## WHAT YOU ARE ASKED TO DO
Where the data below has the string "TradingView", return the whole line.

[Extracted data entries]

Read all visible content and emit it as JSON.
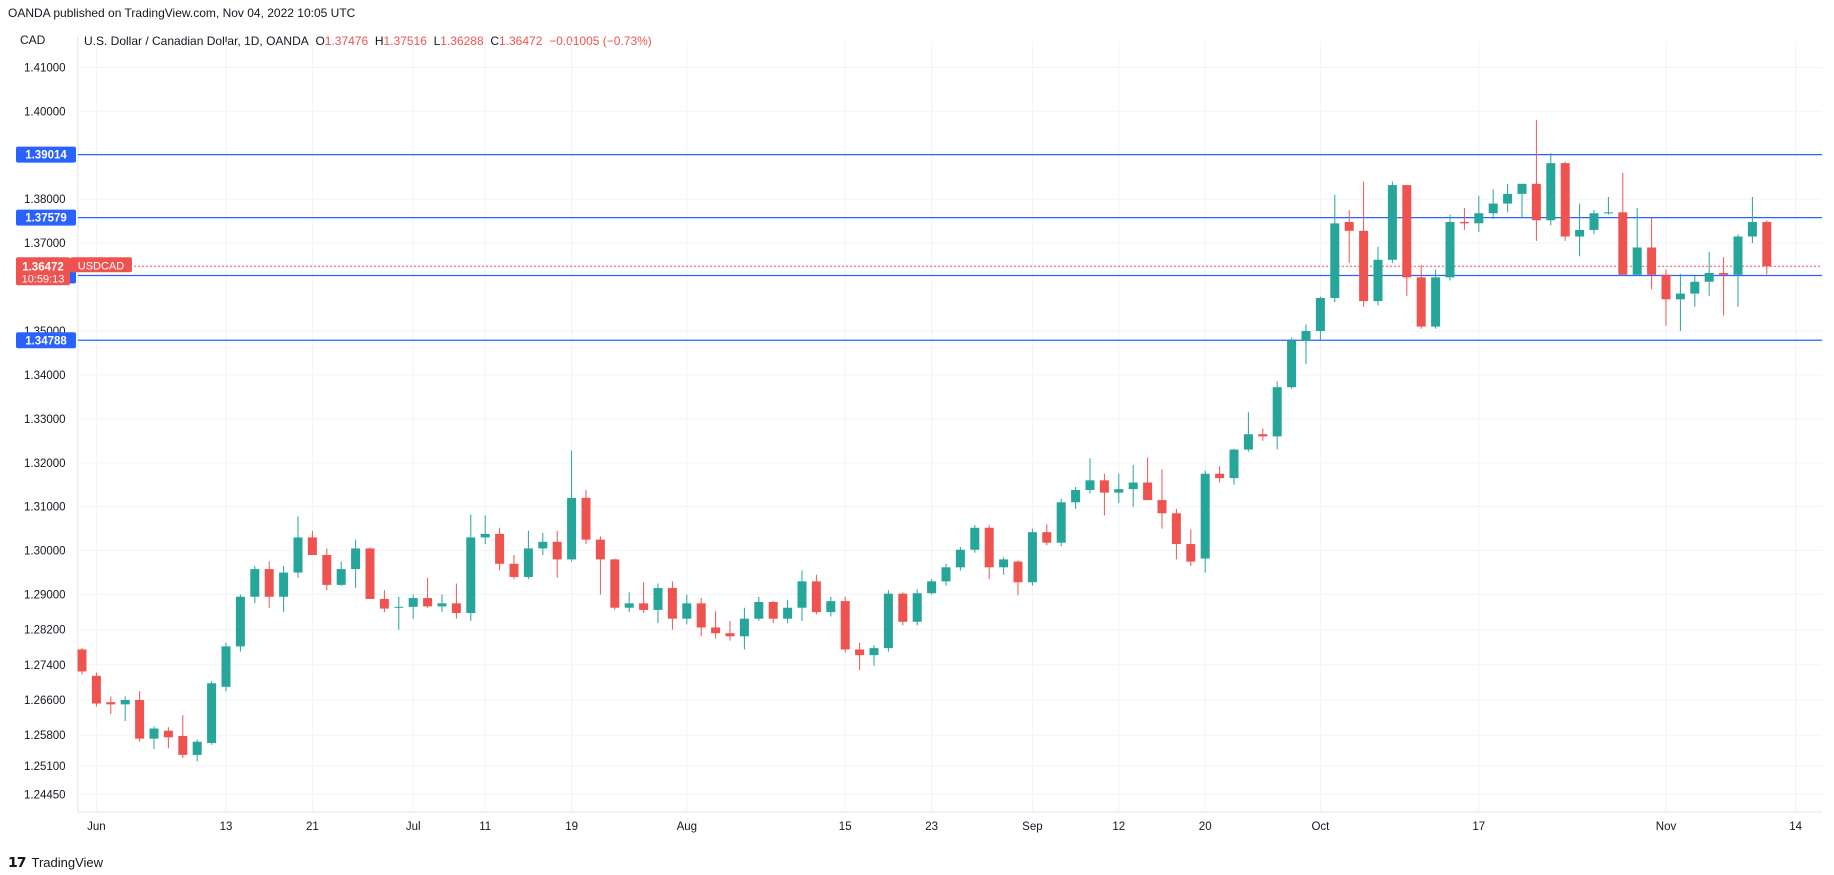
{
  "header": {
    "published": "OANDA published on TradingView.com, Nov 04, 2022 10:05 UTC"
  },
  "footer": {
    "brand": "TradingView",
    "logo": "tv-logo-icon"
  },
  "legend": {
    "currency": "CAD",
    "symbol": "U.S. Dollar / Canadian Dollar, 1D, OANDA",
    "o_label": "O",
    "o": "1.37476",
    "h_label": "H",
    "h": "1.37516",
    "l_label": "L",
    "l": "1.36288",
    "c_label": "C",
    "c": "1.36472",
    "change": "−0.01005 (−0.73%)"
  },
  "colors": {
    "up": "#26a69a",
    "down": "#ef5350",
    "line": "#2962ff",
    "grid": "#f0f3fa",
    "text": "#131722"
  },
  "chart_data": {
    "type": "candlestick",
    "title": "U.S. Dollar / Canadian Dollar, 1D, OANDA",
    "ylabel": "CAD",
    "ylim": [
      1.2405,
      1.4135
    ],
    "y_ticks": [
      "1.41000",
      "1.40000",
      "1.38000",
      "1.37000",
      "1.35000",
      "1.34000",
      "1.33000",
      "1.32000",
      "1.31000",
      "1.30000",
      "1.29000",
      "1.28200",
      "1.27400",
      "1.26600",
      "1.25800",
      "1.25100",
      "1.24450"
    ],
    "x_ticks": [
      {
        "label": "Jun",
        "i": 1
      },
      {
        "label": "13",
        "i": 10
      },
      {
        "label": "21",
        "i": 16
      },
      {
        "label": "Jul",
        "i": 23
      },
      {
        "label": "11",
        "i": 28
      },
      {
        "label": "19",
        "i": 34
      },
      {
        "label": "Aug",
        "i": 42
      },
      {
        "label": "15",
        "i": 53
      },
      {
        "label": "23",
        "i": 59
      },
      {
        "label": "Sep",
        "i": 66
      },
      {
        "label": "12",
        "i": 72
      },
      {
        "label": "20",
        "i": 78
      },
      {
        "label": "Oct",
        "i": 86
      },
      {
        "label": "17",
        "i": 97
      },
      {
        "label": "Nov",
        "i": 110
      },
      {
        "label": "14",
        "i": 119
      }
    ],
    "horizontal_lines": [
      {
        "label": "1.39014",
        "value": 1.39014
      },
      {
        "label": "1.37579",
        "value": 1.37579
      },
      {
        "label": "1.36262",
        "value": 1.36262
      },
      {
        "label": "1.34788",
        "value": 1.34788
      }
    ],
    "last_price": {
      "label": "1.36472",
      "value": 1.36472,
      "countdown": "10:59:13",
      "symbol": "USDCAD"
    },
    "candles": [
      [
        1.2775,
        1.2778,
        1.2718,
        1.2725
      ],
      [
        1.2715,
        1.2722,
        1.2645,
        1.2652
      ],
      [
        1.2655,
        1.2668,
        1.2628,
        1.265
      ],
      [
        1.265,
        1.2668,
        1.2612,
        1.266
      ],
      [
        1.266,
        1.268,
        1.2565,
        1.2572
      ],
      [
        1.2572,
        1.26,
        1.2548,
        1.2595
      ],
      [
        1.259,
        1.2598,
        1.255,
        1.2575
      ],
      [
        1.2578,
        1.2625,
        1.2528,
        1.2535
      ],
      [
        1.2535,
        1.257,
        1.252,
        1.2565
      ],
      [
        1.2562,
        1.2703,
        1.2558,
        1.2698
      ],
      [
        1.269,
        1.279,
        1.268,
        1.2782
      ],
      [
        1.2782,
        1.29,
        1.277,
        1.2895
      ],
      [
        1.2895,
        1.2965,
        1.288,
        1.2958
      ],
      [
        1.2958,
        1.2975,
        1.287,
        1.2895
      ],
      [
        1.2895,
        1.2965,
        1.286,
        1.295
      ],
      [
        1.295,
        1.3078,
        1.2938,
        1.303
      ],
      [
        1.303,
        1.3045,
        1.299,
        1.299
      ],
      [
        1.299,
        1.3005,
        1.291,
        1.2922
      ],
      [
        1.2922,
        1.2975,
        1.292,
        1.2958
      ],
      [
        1.2958,
        1.3025,
        1.2915,
        1.3005
      ],
      [
        1.3005,
        1.3008,
        1.289,
        1.289
      ],
      [
        1.289,
        1.291,
        1.286,
        1.2868
      ],
      [
        1.287,
        1.2895,
        1.282,
        1.2872
      ],
      [
        1.2872,
        1.29,
        1.2845,
        1.2892
      ],
      [
        1.2892,
        1.2938,
        1.287,
        1.2873
      ],
      [
        1.2873,
        1.29,
        1.286,
        1.288
      ],
      [
        1.288,
        1.2925,
        1.2845,
        1.2858
      ],
      [
        1.2858,
        1.3082,
        1.284,
        1.303
      ],
      [
        1.303,
        1.308,
        1.3015,
        1.3038
      ],
      [
        1.3038,
        1.3052,
        1.2955,
        1.297
      ],
      [
        1.297,
        1.299,
        1.2935,
        1.294
      ],
      [
        1.294,
        1.3045,
        1.2935,
        1.3005
      ],
      [
        1.3005,
        1.304,
        1.299,
        1.302
      ],
      [
        1.302,
        1.3045,
        1.2938,
        1.298
      ],
      [
        1.298,
        1.3228,
        1.2975,
        1.312
      ],
      [
        1.312,
        1.3138,
        1.3015,
        1.3025
      ],
      [
        1.3025,
        1.3032,
        1.29,
        1.298
      ],
      [
        1.298,
        1.2982,
        1.2865,
        1.287
      ],
      [
        1.287,
        1.2905,
        1.286,
        1.288
      ],
      [
        1.288,
        1.2928,
        1.2858,
        1.2865
      ],
      [
        1.2865,
        1.2925,
        1.2835,
        1.2915
      ],
      [
        1.2915,
        1.293,
        1.282,
        1.2845
      ],
      [
        1.2845,
        1.29,
        1.2832,
        1.288
      ],
      [
        1.288,
        1.2892,
        1.2805,
        1.2825
      ],
      [
        1.2825,
        1.2862,
        1.28,
        1.2812
      ],
      [
        1.2812,
        1.284,
        1.2795,
        1.2805
      ],
      [
        1.2805,
        1.287,
        1.2775,
        1.2845
      ],
      [
        1.2845,
        1.2895,
        1.284,
        1.2883
      ],
      [
        1.2883,
        1.2885,
        1.2835,
        1.2845
      ],
      [
        1.2845,
        1.2888,
        1.2835,
        1.287
      ],
      [
        1.287,
        1.2955,
        1.284,
        1.293
      ],
      [
        1.293,
        1.2945,
        1.2855,
        1.286
      ],
      [
        1.286,
        1.2895,
        1.285,
        1.2885
      ],
      [
        1.2885,
        1.2895,
        1.2768,
        1.2775
      ],
      [
        1.2775,
        1.279,
        1.2728,
        1.2762
      ],
      [
        1.2762,
        1.2785,
        1.2738,
        1.2778
      ],
      [
        1.2778,
        1.291,
        1.277,
        1.2902
      ],
      [
        1.2902,
        1.2905,
        1.283,
        1.2838
      ],
      [
        1.2838,
        1.2912,
        1.283,
        1.2903
      ],
      [
        1.2903,
        1.2935,
        1.29,
        1.293
      ],
      [
        1.293,
        1.297,
        1.292,
        1.2962
      ],
      [
        1.2962,
        1.3008,
        1.2955,
        1.3002
      ],
      [
        1.3002,
        1.3058,
        1.2995,
        1.3052
      ],
      [
        1.3052,
        1.3058,
        1.2935,
        1.2962
      ],
      [
        1.2962,
        1.2985,
        1.2945,
        1.298
      ],
      [
        1.2975,
        1.2978,
        1.2898,
        1.2928
      ],
      [
        1.2928,
        1.305,
        1.292,
        1.3042
      ],
      [
        1.3042,
        1.306,
        1.3012,
        1.3018
      ],
      [
        1.3018,
        1.3118,
        1.301,
        1.311
      ],
      [
        1.311,
        1.3145,
        1.3095,
        1.3138
      ],
      [
        1.3138,
        1.321,
        1.313,
        1.316
      ],
      [
        1.316,
        1.3175,
        1.308,
        1.3132
      ],
      [
        1.3132,
        1.3175,
        1.3108,
        1.314
      ],
      [
        1.314,
        1.3195,
        1.31,
        1.3155
      ],
      [
        1.3155,
        1.3212,
        1.312,
        1.3115
      ],
      [
        1.3115,
        1.3185,
        1.305,
        1.3085
      ],
      [
        1.3085,
        1.3095,
        1.298,
        1.3015
      ],
      [
        1.3015,
        1.3048,
        1.2965,
        1.2975
      ],
      [
        1.2982,
        1.3182,
        1.295,
        1.3175
      ],
      [
        1.3175,
        1.3192,
        1.3155,
        1.3165
      ],
      [
        1.3165,
        1.3232,
        1.315,
        1.323
      ],
      [
        1.323,
        1.3315,
        1.3225,
        1.3265
      ],
      [
        1.3265,
        1.3278,
        1.325,
        1.326
      ],
      [
        1.326,
        1.3385,
        1.323,
        1.3372
      ],
      [
        1.3372,
        1.3485,
        1.3368,
        1.3478
      ],
      [
        1.3478,
        1.3515,
        1.3425,
        1.35
      ],
      [
        1.35,
        1.3578,
        1.348,
        1.3575
      ],
      [
        1.3575,
        1.381,
        1.3565,
        1.3745
      ],
      [
        1.3748,
        1.3775,
        1.3655,
        1.3728
      ],
      [
        1.3728,
        1.384,
        1.3555,
        1.3568
      ],
      [
        1.3568,
        1.3692,
        1.3558,
        1.3662
      ],
      [
        1.3662,
        1.384,
        1.3655,
        1.3832
      ],
      [
        1.3832,
        1.3832,
        1.358,
        1.3622
      ],
      [
        1.3622,
        1.365,
        1.3505,
        1.351
      ],
      [
        1.351,
        1.364,
        1.3505,
        1.3622
      ],
      [
        1.3622,
        1.3765,
        1.3615,
        1.3748
      ],
      [
        1.3748,
        1.378,
        1.373,
        1.3745
      ],
      [
        1.3745,
        1.3808,
        1.3725,
        1.3768
      ],
      [
        1.3768,
        1.3822,
        1.3755,
        1.379
      ],
      [
        1.379,
        1.3835,
        1.377,
        1.3812
      ],
      [
        1.3812,
        1.3825,
        1.3758,
        1.3835
      ],
      [
        1.3835,
        1.398,
        1.3705,
        1.3752
      ],
      [
        1.3752,
        1.3905,
        1.374,
        1.3882
      ],
      [
        1.3882,
        1.3885,
        1.3705,
        1.3715
      ],
      [
        1.3715,
        1.379,
        1.367,
        1.373
      ],
      [
        1.373,
        1.3775,
        1.372,
        1.3768
      ],
      [
        1.3768,
        1.3805,
        1.3765,
        1.377
      ],
      [
        1.377,
        1.386,
        1.3632,
        1.3628
      ],
      [
        1.3628,
        1.378,
        1.3625,
        1.369
      ],
      [
        1.369,
        1.3758,
        1.3595,
        1.3628
      ],
      [
        1.3628,
        1.364,
        1.3512,
        1.3572
      ],
      [
        1.3572,
        1.363,
        1.35,
        1.3585
      ],
      [
        1.3585,
        1.3625,
        1.3555,
        1.3612
      ],
      [
        1.3612,
        1.368,
        1.358,
        1.3632
      ],
      [
        1.3632,
        1.3668,
        1.3535,
        1.3628
      ],
      [
        1.3628,
        1.372,
        1.3555,
        1.3715
      ],
      [
        1.3715,
        1.3805,
        1.37,
        1.3748
      ],
      [
        1.3748,
        1.3752,
        1.3629,
        1.3647
      ]
    ]
  }
}
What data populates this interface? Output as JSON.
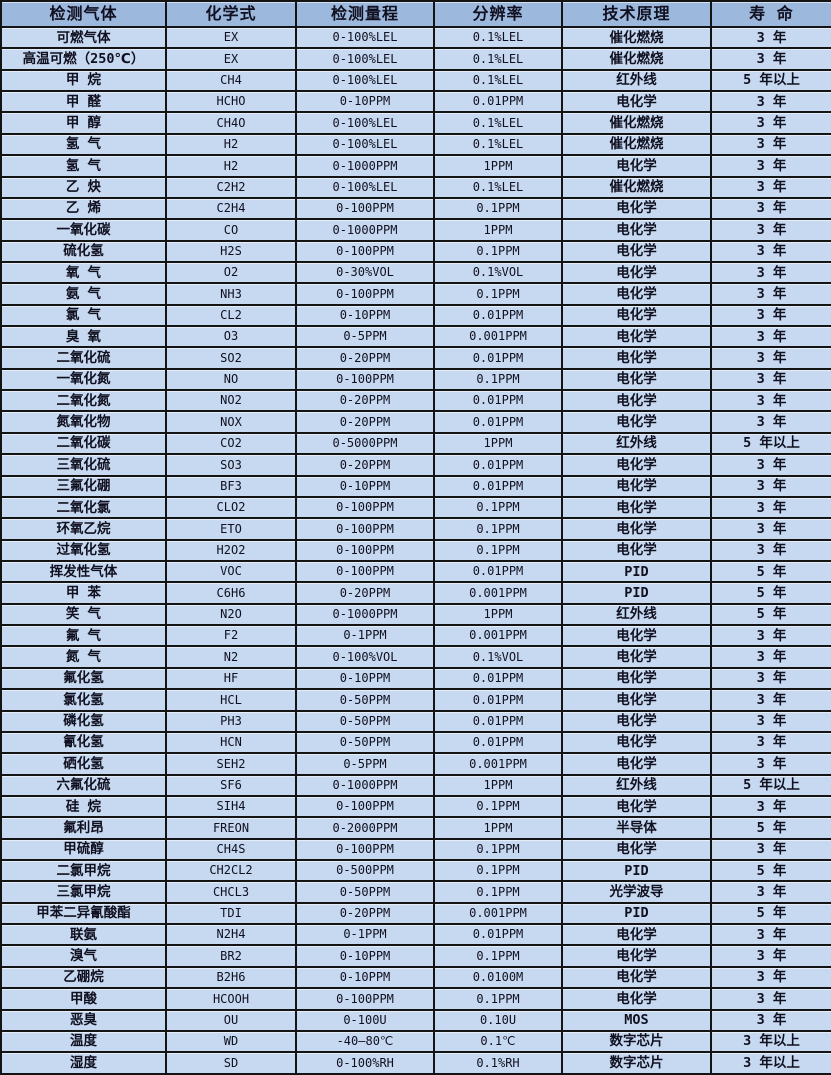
{
  "colors": {
    "header_bg": "#9cb8dc",
    "row_bg": "#c6d9f0",
    "border_color": "#141414",
    "text_color": "#101020"
  },
  "table": {
    "headers": [
      "检测气体",
      "化学式",
      "检测量程",
      "分辨率",
      "技术原理",
      "寿 命"
    ],
    "rows": [
      [
        "可燃气体",
        "EX",
        "0-100%LEL",
        "0.1%LEL",
        "催化燃烧",
        "3 年"
      ],
      [
        "高温可燃（250℃）",
        "EX",
        "0-100%LEL",
        "0.1%LEL",
        "催化燃烧",
        "3 年"
      ],
      [
        "甲 烷",
        "CH4",
        "0-100%LEL",
        "0.1%LEL",
        "红外线",
        "5 年以上"
      ],
      [
        "甲 醛",
        "HCHO",
        "0-10PPM",
        "0.01PPM",
        "电化学",
        "3 年"
      ],
      [
        "甲 醇",
        "CH4O",
        "0-100%LEL",
        "0.1%LEL",
        "催化燃烧",
        "3 年"
      ],
      [
        "氢 气",
        "H2",
        "0-100%LEL",
        "0.1%LEL",
        "催化燃烧",
        "3 年"
      ],
      [
        "氢 气",
        "H2",
        "0-1000PPM",
        "1PPM",
        "电化学",
        "3 年"
      ],
      [
        "乙 炔",
        "C2H2",
        "0-100%LEL",
        "0.1%LEL",
        "催化燃烧",
        "3 年"
      ],
      [
        "乙 烯",
        "C2H4",
        "0-100PPM",
        "0.1PPM",
        "电化学",
        "3 年"
      ],
      [
        "一氧化碳",
        "CO",
        "0-1000PPM",
        "1PPM",
        "电化学",
        "3 年"
      ],
      [
        "硫化氢",
        "H2S",
        "0-100PPM",
        "0.1PPM",
        "电化学",
        "3 年"
      ],
      [
        "氧 气",
        "O2",
        "0-30%VOL",
        "0.1%VOL",
        "电化学",
        "3 年"
      ],
      [
        "氨 气",
        "NH3",
        "0-100PPM",
        "0.1PPM",
        "电化学",
        "3 年"
      ],
      [
        "氯 气",
        "CL2",
        "0-10PPM",
        "0.01PPM",
        "电化学",
        "3 年"
      ],
      [
        "臭 氧",
        "O3",
        "0-5PPM",
        "0.001PPM",
        "电化学",
        "3 年"
      ],
      [
        "二氧化硫",
        "SO2",
        "0-20PPM",
        "0.01PPM",
        "电化学",
        "3 年"
      ],
      [
        "一氧化氮",
        "NO",
        "0-100PPM",
        "0.1PPM",
        "电化学",
        "3 年"
      ],
      [
        "二氧化氮",
        "NO2",
        "0-20PPM",
        "0.01PPM",
        "电化学",
        "3 年"
      ],
      [
        "氮氧化物",
        "NOX",
        "0-20PPM",
        "0.01PPM",
        "电化学",
        "3 年"
      ],
      [
        "二氧化碳",
        "CO2",
        "0-5000PPM",
        "1PPM",
        "红外线",
        "5 年以上"
      ],
      [
        "三氧化硫",
        "SO3",
        "0-20PPM",
        "0.01PPM",
        "电化学",
        "3 年"
      ],
      [
        "三氟化硼",
        "BF3",
        "0-10PPM",
        "0.01PPM",
        "电化学",
        "3 年"
      ],
      [
        "二氧化氯",
        "CLO2",
        "0-100PPM",
        "0.1PPM",
        "电化学",
        "3 年"
      ],
      [
        "环氧乙烷",
        "ETO",
        "0-100PPM",
        "0.1PPM",
        "电化学",
        "3 年"
      ],
      [
        "过氧化氢",
        "H2O2",
        "0-100PPM",
        "0.1PPM",
        "电化学",
        "3 年"
      ],
      [
        "挥发性气体",
        "VOC",
        "0-100PPM",
        "0.01PPM",
        "PID",
        "5 年"
      ],
      [
        "甲 苯",
        "C6H6",
        "0-20PPM",
        "0.001PPM",
        "PID",
        "5 年"
      ],
      [
        "笑 气",
        "N2O",
        "0-1000PPM",
        "1PPM",
        "红外线",
        "5 年"
      ],
      [
        "氟 气",
        "F2",
        "0-1PPM",
        "0.001PPM",
        "电化学",
        "3 年"
      ],
      [
        "氮 气",
        "N2",
        "0-100%VOL",
        "0.1%VOL",
        "电化学",
        "3 年"
      ],
      [
        "氟化氢",
        "HF",
        "0-10PPM",
        "0.01PPM",
        "电化学",
        "3 年"
      ],
      [
        "氯化氢",
        "HCL",
        "0-50PPM",
        "0.01PPM",
        "电化学",
        "3 年"
      ],
      [
        "磷化氢",
        "PH3",
        "0-50PPM",
        "0.01PPM",
        "电化学",
        "3 年"
      ],
      [
        "氰化氢",
        "HCN",
        "0-50PPM",
        "0.01PPM",
        "电化学",
        "3 年"
      ],
      [
        "硒化氢",
        "SEH2",
        "0-5PPM",
        "0.001PPM",
        "电化学",
        "3 年"
      ],
      [
        "六氟化硫",
        "SF6",
        "0-1000PPM",
        "1PPM",
        "红外线",
        "5 年以上"
      ],
      [
        "硅 烷",
        "SIH4",
        "0-100PPM",
        "0.1PPM",
        "电化学",
        "3 年"
      ],
      [
        "氟利昂",
        "FREON",
        "0-2000PPM",
        "1PPM",
        "半导体",
        "5 年"
      ],
      [
        "甲硫醇",
        "CH4S",
        "0-100PPM",
        "0.1PPM",
        "电化学",
        "3 年"
      ],
      [
        "二氯甲烷",
        "CH2CL2",
        "0-500PPM",
        "0.1PPM",
        "PID",
        "5 年"
      ],
      [
        "三氯甲烷",
        "CHCL3",
        "0-50PPM",
        "0.1PPM",
        "光学波导",
        "3 年"
      ],
      [
        "甲苯二异氰酸酯",
        "TDI",
        "0-20PPM",
        "0.001PPM",
        "PID",
        "5 年"
      ],
      [
        "联氨",
        "N2H4",
        "0-1PPM",
        "0.01PPM",
        "电化学",
        "3 年"
      ],
      [
        "溴气",
        "BR2",
        "0-10PPM",
        "0.1PPM",
        "电化学",
        "3 年"
      ],
      [
        "乙硼烷",
        "B2H6",
        "0-10PPM",
        "0.0100M",
        "电化学",
        "3 年"
      ],
      [
        "甲酸",
        "HCOOH",
        "0-100PPM",
        "0.1PPM",
        "电化学",
        "3 年"
      ],
      [
        "恶臭",
        "OU",
        "0-100U",
        "0.10U",
        "MOS",
        "3 年"
      ],
      [
        "温度",
        "WD",
        "-40—80℃",
        "0.1℃",
        "数字芯片",
        "3 年以上"
      ],
      [
        "湿度",
        "SD",
        "0-100%RH",
        "0.1%RH",
        "数字芯片",
        "3 年以上"
      ]
    ]
  }
}
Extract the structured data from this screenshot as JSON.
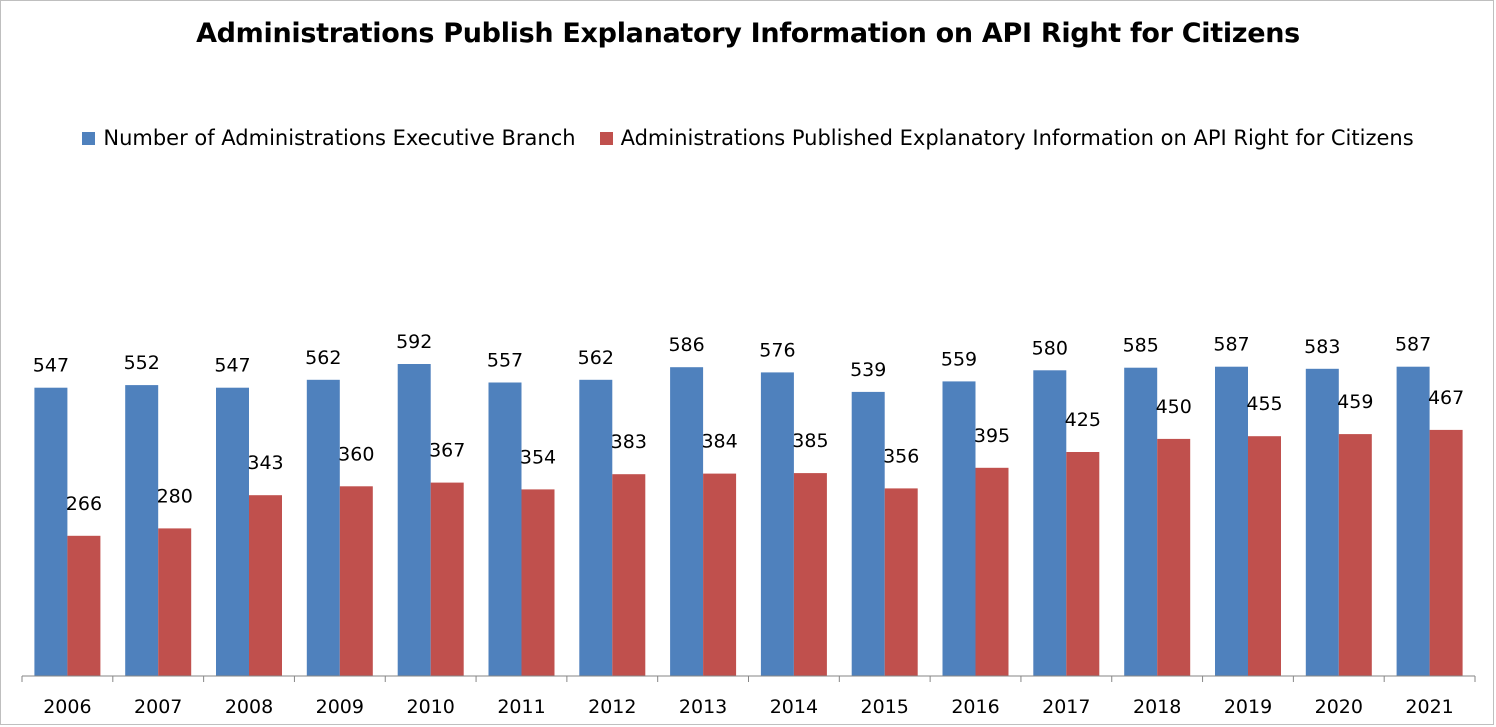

## OUTPUT OF THE EXERCISE
    "published": "OANDA published on TradingView.com, Nov 04, 2022 10:05 UTC"
    "brand": "TradingView",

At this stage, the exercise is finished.